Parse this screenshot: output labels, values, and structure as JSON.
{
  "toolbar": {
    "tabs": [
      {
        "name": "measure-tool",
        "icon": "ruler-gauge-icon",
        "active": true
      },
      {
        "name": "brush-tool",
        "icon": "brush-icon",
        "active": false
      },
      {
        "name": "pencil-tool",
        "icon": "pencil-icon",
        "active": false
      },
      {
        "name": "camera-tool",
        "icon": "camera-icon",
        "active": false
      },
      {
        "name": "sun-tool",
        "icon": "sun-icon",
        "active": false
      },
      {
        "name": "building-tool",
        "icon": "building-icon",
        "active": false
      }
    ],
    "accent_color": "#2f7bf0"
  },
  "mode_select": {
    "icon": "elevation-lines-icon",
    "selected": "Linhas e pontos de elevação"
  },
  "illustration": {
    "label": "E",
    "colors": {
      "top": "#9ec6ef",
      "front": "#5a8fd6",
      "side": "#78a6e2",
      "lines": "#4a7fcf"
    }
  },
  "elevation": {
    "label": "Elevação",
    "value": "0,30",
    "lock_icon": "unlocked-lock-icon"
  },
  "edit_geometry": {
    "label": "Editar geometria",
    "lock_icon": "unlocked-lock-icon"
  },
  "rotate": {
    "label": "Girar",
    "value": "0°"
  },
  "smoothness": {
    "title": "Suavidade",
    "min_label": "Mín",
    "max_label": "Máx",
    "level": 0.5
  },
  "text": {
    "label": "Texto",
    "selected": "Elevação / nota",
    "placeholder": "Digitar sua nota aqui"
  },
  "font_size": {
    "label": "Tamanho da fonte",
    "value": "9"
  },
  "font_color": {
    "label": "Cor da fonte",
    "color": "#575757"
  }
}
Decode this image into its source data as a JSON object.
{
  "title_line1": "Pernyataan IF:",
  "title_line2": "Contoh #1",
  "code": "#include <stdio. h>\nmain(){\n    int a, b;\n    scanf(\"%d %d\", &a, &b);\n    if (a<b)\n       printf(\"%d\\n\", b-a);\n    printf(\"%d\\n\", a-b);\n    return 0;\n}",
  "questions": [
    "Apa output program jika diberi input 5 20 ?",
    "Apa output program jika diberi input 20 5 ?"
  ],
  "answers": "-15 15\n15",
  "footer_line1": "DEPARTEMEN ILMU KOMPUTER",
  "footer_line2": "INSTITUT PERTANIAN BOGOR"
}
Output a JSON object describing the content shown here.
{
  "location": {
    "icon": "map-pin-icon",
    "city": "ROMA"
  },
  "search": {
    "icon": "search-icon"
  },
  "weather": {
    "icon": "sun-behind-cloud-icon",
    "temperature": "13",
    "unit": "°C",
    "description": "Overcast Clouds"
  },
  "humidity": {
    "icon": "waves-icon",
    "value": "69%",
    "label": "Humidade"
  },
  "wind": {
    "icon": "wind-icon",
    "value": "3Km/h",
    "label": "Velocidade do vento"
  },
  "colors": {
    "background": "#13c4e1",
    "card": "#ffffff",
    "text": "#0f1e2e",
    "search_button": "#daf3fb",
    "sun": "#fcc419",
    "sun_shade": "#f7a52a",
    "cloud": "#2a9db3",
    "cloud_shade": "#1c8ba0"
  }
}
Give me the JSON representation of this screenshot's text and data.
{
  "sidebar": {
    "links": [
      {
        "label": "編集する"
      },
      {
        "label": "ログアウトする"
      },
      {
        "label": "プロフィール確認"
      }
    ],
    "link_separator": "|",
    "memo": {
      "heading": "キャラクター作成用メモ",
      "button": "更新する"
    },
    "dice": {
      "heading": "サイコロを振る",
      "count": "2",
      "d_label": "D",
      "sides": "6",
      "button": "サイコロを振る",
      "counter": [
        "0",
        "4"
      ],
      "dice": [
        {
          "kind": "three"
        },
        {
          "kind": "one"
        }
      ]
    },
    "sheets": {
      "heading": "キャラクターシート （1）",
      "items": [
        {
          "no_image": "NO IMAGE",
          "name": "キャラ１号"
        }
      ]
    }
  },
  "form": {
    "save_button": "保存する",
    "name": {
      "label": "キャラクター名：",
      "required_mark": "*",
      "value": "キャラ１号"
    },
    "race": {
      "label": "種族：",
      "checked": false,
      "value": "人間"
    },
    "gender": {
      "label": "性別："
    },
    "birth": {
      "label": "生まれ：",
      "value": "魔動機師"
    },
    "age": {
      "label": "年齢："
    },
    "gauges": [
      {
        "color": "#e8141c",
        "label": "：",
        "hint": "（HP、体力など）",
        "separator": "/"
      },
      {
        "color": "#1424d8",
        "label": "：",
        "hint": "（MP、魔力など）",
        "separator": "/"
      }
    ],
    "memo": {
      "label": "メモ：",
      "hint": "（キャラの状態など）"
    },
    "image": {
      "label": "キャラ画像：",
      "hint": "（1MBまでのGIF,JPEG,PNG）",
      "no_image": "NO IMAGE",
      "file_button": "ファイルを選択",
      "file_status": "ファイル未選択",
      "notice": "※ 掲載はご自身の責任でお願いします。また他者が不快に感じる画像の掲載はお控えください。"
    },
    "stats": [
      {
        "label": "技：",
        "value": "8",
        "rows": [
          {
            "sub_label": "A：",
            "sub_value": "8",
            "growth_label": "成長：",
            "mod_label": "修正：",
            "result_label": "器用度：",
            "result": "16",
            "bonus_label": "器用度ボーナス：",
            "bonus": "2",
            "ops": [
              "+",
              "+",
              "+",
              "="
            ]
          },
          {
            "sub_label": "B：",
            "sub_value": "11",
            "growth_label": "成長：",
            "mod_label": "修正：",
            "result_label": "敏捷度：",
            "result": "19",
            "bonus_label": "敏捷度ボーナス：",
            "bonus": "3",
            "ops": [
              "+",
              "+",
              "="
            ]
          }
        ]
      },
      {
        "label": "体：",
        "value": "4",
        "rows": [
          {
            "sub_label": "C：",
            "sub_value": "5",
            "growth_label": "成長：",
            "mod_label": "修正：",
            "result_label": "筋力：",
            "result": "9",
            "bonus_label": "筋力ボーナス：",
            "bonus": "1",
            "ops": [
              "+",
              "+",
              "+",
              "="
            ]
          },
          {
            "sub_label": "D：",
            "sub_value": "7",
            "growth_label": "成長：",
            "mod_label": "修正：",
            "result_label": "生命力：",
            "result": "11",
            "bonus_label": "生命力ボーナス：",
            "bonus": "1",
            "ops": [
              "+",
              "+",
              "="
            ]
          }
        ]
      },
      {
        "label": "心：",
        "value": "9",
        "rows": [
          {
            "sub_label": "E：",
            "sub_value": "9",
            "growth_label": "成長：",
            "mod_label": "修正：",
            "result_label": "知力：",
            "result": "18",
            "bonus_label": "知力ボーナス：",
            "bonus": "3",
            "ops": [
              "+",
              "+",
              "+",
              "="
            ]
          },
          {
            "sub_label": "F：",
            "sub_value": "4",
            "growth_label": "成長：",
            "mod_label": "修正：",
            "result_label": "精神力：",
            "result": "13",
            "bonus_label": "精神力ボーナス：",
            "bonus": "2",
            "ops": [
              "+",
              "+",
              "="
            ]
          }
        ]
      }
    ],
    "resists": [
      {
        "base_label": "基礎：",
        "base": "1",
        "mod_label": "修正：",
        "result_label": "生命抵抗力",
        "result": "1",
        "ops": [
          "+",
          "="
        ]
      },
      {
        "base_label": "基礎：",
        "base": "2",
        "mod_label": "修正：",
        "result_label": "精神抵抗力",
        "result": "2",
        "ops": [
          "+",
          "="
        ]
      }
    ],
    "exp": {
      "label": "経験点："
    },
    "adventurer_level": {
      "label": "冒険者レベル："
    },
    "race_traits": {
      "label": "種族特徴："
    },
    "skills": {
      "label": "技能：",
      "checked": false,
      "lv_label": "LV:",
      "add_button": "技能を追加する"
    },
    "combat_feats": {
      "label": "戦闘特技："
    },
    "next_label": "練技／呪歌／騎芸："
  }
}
* * * * *
# DIRECTION
Reproduce the data in its entirety, matching each character.

# FULL SOLUTION
Parse this screenshot: output labels, values, and structure as JSON.
{
  "toolbar": {
    "tabs": [
      {
        "name": "measure-tool",
        "icon": "ruler-gauge-icon",
        "active": true
      },
      {
        "name": "brush-tool",
        "icon": "brush-icon",
        "active": false
      },
      {
        "name": "pencil-tool",
        "icon": "pencil-icon",
        "active": false
      },
      {
        "name": "camera-tool",
        "icon": "camera-icon",
        "active": false
      },
      {
        "name": "sun-tool",
        "icon": "sun-icon",
        "active": false
      },
      {
        "name": "building-tool",
        "icon": "building-icon",
        "active": false
      }
    ],
    "accent_color": "#2f7bf0"
  },
  "mode_select": {
    "icon": "elevation-lines-icon",
    "selected": "Linhas e pontos de elevação"
  },
  "illustration": {
    "label": "E",
    "colors": {
      "top": "#9ec6ef",
      "front": "#5a8fd6",
      "side": "#78a6e2",
      "lines": "#4a7fcf"
    }
  },
  "elevation": {
    "label": "Elevação",
    "value": "0,30",
    "lock_icon": "unlocked-lock-icon"
  },
  "edit_geometry": {
    "label": "Editar geometria",
    "lock_icon": "unlocked-lock-icon"
  },
  "rotate": {
    "label": "Girar",
    "value": "0°"
  },
  "smoothness": {
    "title": "Suavidade",
    "min_label": "Mín",
    "max_label": "Máx",
    "level": 0.5
  },
  "text": {
    "label": "Texto",
    "selected": "Elevação / nota",
    "placeholder": "Digitar sua nota aqui"
  },
  "font_size": {
    "label": "Tamanho da fonte",
    "value": "9"
  },
  "font_color": {
    "label": "Cor da fonte",
    "color": "#575757"
  }
}
Decode this image into its source data as a JSON object.
{
  "title_line1": "Pernyataan IF:",
  "title_line2": "Contoh #1",
  "code": "#include <stdio. h>\nmain(){\n    int a, b;\n    scanf(\"%d %d\", &a, &b);\n    if (a<b)\n       printf(\"%d\\n\", b-a);\n    printf(\"%d\\n\", a-b);\n    return 0;\n}",
  "questions": [
    "Apa output program jika diberi input 5 20 ?",
    "Apa output program jika diberi input 20 5 ?"
  ],
  "answers": "-15 15\n15",
  "footer_line1": "DEPARTEMEN ILMU KOMPUTER",
  "footer_line2": "INSTITUT PERTANIAN BOGOR"
}
Output a JSON object describing the content shown here.
{
  "location": {
    "icon": "map-pin-icon",
    "city": "ROMA"
  },
  "search": {
    "icon": "search-icon"
  },
  "weather": {
    "icon": "sun-behind-cloud-icon",
    "temperature": "13",
    "unit": "°C",
    "description": "Overcast Clouds"
  },
  "humidity": {
    "icon": "waves-icon",
    "value": "69%",
    "label": "Humidade"
  },
  "wind": {
    "icon": "wind-icon",
    "value": "3Km/h",
    "label": "Velocidade do vento"
  },
  "colors": {
    "background": "#13c4e1",
    "card": "#ffffff",
    "text": "#0f1e2e",
    "search_button": "#daf3fb",
    "sun": "#fcc419",
    "sun_shade": "#f7a52a",
    "cloud": "#2a9db3",
    "cloud_shade": "#1c8ba0"
  }
}
Give me the JSON representation of this screenshot's text and data.
{
  "sidebar": {
    "links": [
      {
        "label": "編集する"
      },
      {
        "label": "ログアウトする"
      },
      {
        "label": "プロフィール確認"
      }
    ],
    "link_separator": "|",
    "memo": {
      "heading": "キャラクター作成用メモ",
      "button": "更新する"
    },
    "dice": {
      "heading": "サイコロを振る",
      "count": "2",
      "d_label": "D",
      "sides": "6",
      "button": "サイコロを振る",
      "counter": [
        "0",
        "4"
      ],
      "dice": [
        {
          "kind": "three"
        },
        {
          "kind": "one"
        }
      ]
    },
    "sheets": {
      "heading": "キャラクターシート （1）",
      "items": [
        {
          "no_image": "NO IMAGE",
          "name": "キャラ１号"
        }
      ]
    }
  },
  "form": {
    "save_button": "保存する",
    "name": {
      "label": "キャラクター名：",
      "required_mark": "*",
      "value": "キャラ１号"
    },
    "race": {
      "label": "種族：",
      "checked": false,
      "value": "人間"
    },
    "gender": {
      "label": "性別："
    },
    "birth": {
      "label": "生まれ：",
      "value": "魔動機師"
    },
    "age": {
      "label": "年齢："
    },
    "gauges": [
      {
        "color": "#e8141c",
        "label": "：",
        "hint": "（HP、体力など）",
        "separator": "/"
      },
      {
        "color": "#1424d8",
        "label": "：",
        "hint": "（MP、魔力など）",
        "separator": "/"
      }
    ],
    "memo": {
      "label": "メモ：",
      "hint": "（キャラの状態など）"
    },
    "image": {
      "label": "キャラ画像：",
      "hint": "（1MBまでのGIF,JPEG,PNG）",
      "no_image": "NO IMAGE",
      "file_button": "ファイルを選択",
      "file_status": "ファイル未選択",
      "notice": "※ 掲載はご自身の責任でお願いします。また他者が不快に感じる画像の掲載はお控えください。"
    },
    "stats": [
      {
        "label": "技：",
        "value": "8",
        "rows": [
          {
            "sub_label": "A：",
            "sub_value": "8",
            "growth_label": "成長：",
            "mod_label": "修正：",
            "result_label": "器用度：",
            "result": "16",
            "bonus_label": "器用度ボーナス：",
            "bonus": "2",
            "ops": [
              "+",
              "+",
              "+",
              "="
            ]
          },
          {
            "sub_label": "B：",
            "sub_value": "11",
            "growth_label": "成長：",
            "mod_label": "修正：",
            "result_label": "敏捷度：",
            "result": "19",
            "bonus_label": "敏捷度ボーナス：",
            "bonus": "3",
            "ops": [
              "+",
              "+",
              "="
            ]
          }
        ]
      },
      {
        "label": "体：",
        "value": "4",
        "rows": [
          {
            "sub_label": "C：",
            "sub_value": "5",
            "growth_label": "成長：",
            "mod_label": "修正：",
            "result_label": "筋力：",
            "result": "9",
            "bonus_label": "筋力ボーナス：",
            "bonus": "1",
            "ops": [
              "+",
              "+",
              "+",
              "="
            ]
          },
          {
            "sub_label": "D：",
            "sub_value": "7",
            "growth_label": "成長：",
            "mod_label": "修正：",
            "result_label": "生命力：",
            "result": "11",
            "bonus_label": "生命力ボーナス：",
            "bonus": "1",
            "ops": [
              "+",
              "+",
              "="
            ]
          }
        ]
      },
      {
        "label": "心：",
        "value": "9",
        "rows": [
          {
            "sub_label": "E：",
            "sub_value": "9",
            "growth_label": "成長：",
            "mod_label": "修正：",
            "result_label": "知力：",
            "result": "18",
            "bonus_label": "知力ボーナス：",
            "bonus": "3",
            "ops": [
              "+",
              "+",
              "+",
              "="
            ]
          },
          {
            "sub_label": "F：",
            "sub_value": "4",
            "growth_label": "成長：",
            "mod_label": "修正：",
            "result_label": "精神力：",
            "result": "13",
            "bonus_label": "精神力ボーナス：",
            "bonus": "2",
            "ops": [
              "+",
              "+",
              "="
            ]
          }
        ]
      }
    ],
    "resists": [
      {
        "base_label": "基礎：",
        "base": "1",
        "mod_label": "修正：",
        "result_label": "生命抵抗力",
        "result": "1",
        "ops": [
          "+",
          "="
        ]
      },
      {
        "base_label": "基礎：",
        "base": "2",
        "mod_label": "修正：",
        "result_label": "精神抵抗力",
        "result": "2",
        "ops": [
          "+",
          "="
        ]
      }
    ],
    "exp": {
      "label": "経験点："
    },
    "adventurer_level": {
      "label": "冒険者レベル："
    },
    "race_traits": {
      "label": "種族特徴："
    },
    "skills": {
      "label": "技能：",
      "checked": false,
      "lv_label": "LV:",
      "add_button": "技能を追加する"
    },
    "combat_feats": {
      "label": "戦闘特技："
    },
    "next_label": "練技／呪歌／騎芸："
  }
}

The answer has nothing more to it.